## PROBLEM REQUIREMENTS
Each line that contains the word "cell" counts once; give the total for the records below and nothing else.

## THE RECORDS
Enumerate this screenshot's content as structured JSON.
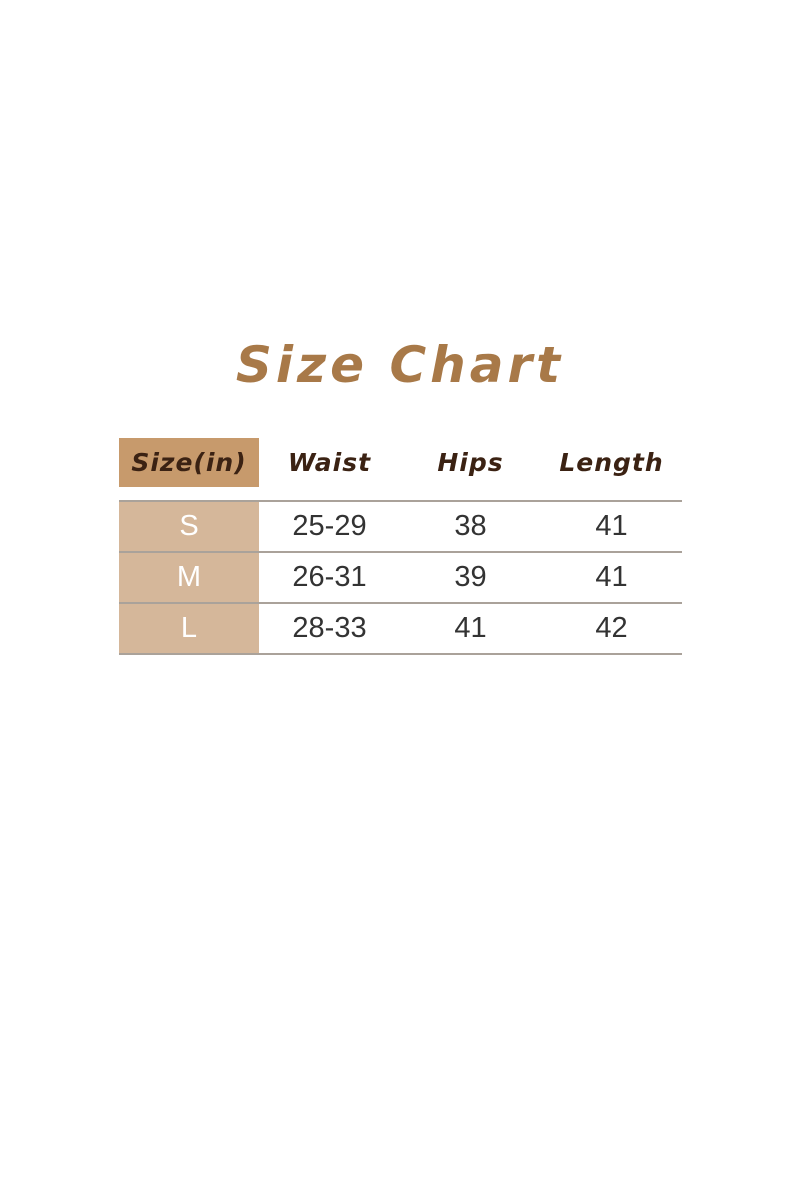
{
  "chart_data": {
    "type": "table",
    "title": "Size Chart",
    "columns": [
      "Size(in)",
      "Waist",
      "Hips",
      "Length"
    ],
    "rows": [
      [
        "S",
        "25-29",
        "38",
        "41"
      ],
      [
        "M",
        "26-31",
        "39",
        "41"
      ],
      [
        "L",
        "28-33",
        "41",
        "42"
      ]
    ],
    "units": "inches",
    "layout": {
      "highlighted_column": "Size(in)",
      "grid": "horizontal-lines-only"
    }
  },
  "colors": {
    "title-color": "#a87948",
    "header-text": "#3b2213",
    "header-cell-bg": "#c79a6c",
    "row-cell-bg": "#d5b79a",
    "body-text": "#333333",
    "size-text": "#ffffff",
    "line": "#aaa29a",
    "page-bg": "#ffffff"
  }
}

* * *

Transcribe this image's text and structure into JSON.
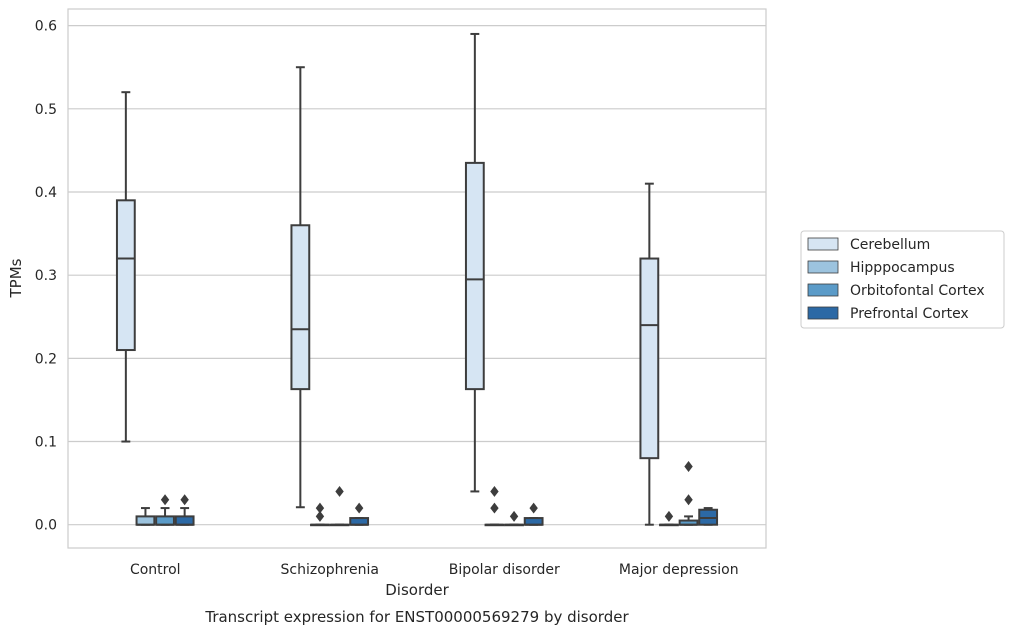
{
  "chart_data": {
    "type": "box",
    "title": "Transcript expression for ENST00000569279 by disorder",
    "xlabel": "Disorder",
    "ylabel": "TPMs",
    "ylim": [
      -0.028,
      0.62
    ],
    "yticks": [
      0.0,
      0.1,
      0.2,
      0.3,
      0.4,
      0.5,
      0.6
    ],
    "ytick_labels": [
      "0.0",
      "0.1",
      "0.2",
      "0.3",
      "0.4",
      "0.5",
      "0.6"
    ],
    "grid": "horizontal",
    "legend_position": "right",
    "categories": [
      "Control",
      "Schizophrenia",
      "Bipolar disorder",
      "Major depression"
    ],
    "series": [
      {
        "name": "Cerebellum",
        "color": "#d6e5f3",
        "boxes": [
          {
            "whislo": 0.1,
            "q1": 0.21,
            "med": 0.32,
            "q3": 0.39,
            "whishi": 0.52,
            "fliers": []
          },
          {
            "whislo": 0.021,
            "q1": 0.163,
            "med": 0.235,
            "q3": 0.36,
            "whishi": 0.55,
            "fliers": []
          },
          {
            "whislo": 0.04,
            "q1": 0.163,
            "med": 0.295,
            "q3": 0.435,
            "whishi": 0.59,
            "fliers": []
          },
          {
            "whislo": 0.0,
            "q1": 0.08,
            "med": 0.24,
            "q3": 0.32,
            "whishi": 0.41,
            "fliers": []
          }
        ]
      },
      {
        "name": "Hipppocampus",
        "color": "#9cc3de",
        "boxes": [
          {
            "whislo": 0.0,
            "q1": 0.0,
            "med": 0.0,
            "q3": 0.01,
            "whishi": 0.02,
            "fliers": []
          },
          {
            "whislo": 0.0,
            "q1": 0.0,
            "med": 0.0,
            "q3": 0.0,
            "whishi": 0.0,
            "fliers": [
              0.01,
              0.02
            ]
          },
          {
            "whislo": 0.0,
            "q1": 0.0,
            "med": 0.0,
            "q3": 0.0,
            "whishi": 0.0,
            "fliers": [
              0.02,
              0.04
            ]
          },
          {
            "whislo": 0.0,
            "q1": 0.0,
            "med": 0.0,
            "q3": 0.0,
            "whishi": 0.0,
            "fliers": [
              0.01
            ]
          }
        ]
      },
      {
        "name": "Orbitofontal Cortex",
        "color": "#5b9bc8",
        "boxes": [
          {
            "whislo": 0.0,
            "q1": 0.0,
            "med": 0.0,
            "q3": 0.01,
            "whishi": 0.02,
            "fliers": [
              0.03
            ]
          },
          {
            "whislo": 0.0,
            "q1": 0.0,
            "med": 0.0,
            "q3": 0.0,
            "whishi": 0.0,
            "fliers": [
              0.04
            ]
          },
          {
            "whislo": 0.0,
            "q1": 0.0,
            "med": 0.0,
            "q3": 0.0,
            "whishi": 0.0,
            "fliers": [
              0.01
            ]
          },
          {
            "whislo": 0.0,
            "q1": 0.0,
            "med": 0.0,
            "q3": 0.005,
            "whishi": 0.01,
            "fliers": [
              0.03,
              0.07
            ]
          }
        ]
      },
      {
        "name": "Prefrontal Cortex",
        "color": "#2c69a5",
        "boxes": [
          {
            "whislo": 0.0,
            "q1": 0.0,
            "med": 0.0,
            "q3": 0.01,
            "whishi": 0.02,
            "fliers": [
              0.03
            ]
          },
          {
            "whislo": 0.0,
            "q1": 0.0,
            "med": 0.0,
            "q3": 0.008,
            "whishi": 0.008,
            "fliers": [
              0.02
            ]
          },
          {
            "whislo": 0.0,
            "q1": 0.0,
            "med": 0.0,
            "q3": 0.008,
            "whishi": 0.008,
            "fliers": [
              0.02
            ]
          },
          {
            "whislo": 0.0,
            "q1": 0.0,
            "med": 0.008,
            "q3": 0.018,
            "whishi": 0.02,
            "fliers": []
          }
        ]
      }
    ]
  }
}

...

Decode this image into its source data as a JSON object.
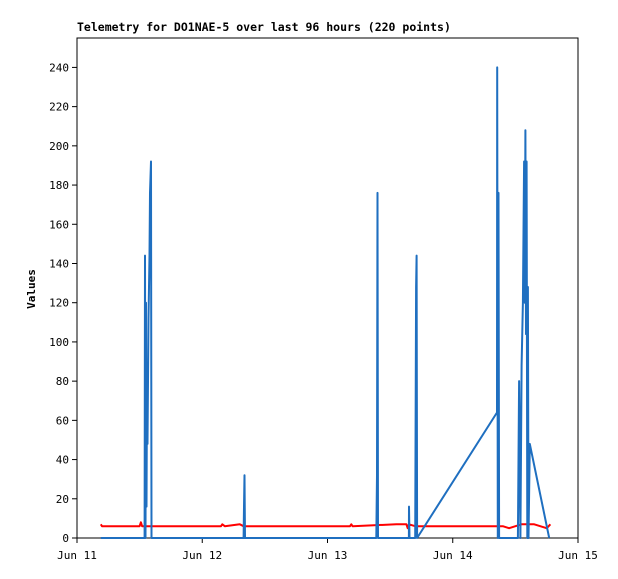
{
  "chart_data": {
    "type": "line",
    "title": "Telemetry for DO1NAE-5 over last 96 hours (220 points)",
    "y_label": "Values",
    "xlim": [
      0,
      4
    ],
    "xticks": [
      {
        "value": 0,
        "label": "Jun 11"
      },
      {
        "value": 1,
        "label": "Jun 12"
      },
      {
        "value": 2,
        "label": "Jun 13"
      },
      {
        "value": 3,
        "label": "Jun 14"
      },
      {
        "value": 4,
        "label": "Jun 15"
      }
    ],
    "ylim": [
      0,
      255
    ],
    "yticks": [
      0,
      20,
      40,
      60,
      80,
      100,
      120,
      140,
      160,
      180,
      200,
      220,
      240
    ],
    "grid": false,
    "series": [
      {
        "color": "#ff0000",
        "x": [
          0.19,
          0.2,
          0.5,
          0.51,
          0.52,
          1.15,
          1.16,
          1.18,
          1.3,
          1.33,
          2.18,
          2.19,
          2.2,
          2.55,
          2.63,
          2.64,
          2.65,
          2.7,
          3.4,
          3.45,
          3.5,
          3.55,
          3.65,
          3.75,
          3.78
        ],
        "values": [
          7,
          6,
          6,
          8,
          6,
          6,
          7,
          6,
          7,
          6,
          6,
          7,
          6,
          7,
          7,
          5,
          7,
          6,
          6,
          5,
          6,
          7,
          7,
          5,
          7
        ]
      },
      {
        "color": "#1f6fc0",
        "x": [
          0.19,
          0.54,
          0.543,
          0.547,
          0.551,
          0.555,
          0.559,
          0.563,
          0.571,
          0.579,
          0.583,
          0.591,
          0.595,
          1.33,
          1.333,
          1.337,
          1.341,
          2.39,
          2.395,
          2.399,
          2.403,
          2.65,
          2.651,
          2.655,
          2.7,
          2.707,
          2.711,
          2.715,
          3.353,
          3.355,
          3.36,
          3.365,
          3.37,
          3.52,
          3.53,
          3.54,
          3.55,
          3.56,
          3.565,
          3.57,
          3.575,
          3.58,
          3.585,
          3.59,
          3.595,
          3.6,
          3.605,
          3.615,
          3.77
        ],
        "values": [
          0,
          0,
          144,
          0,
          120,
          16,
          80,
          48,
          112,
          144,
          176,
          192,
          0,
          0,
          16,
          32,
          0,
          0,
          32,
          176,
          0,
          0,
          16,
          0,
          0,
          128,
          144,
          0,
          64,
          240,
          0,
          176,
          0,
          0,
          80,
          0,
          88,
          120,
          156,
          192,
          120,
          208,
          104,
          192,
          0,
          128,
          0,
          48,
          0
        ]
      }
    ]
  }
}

## CORRECT ANSWER
2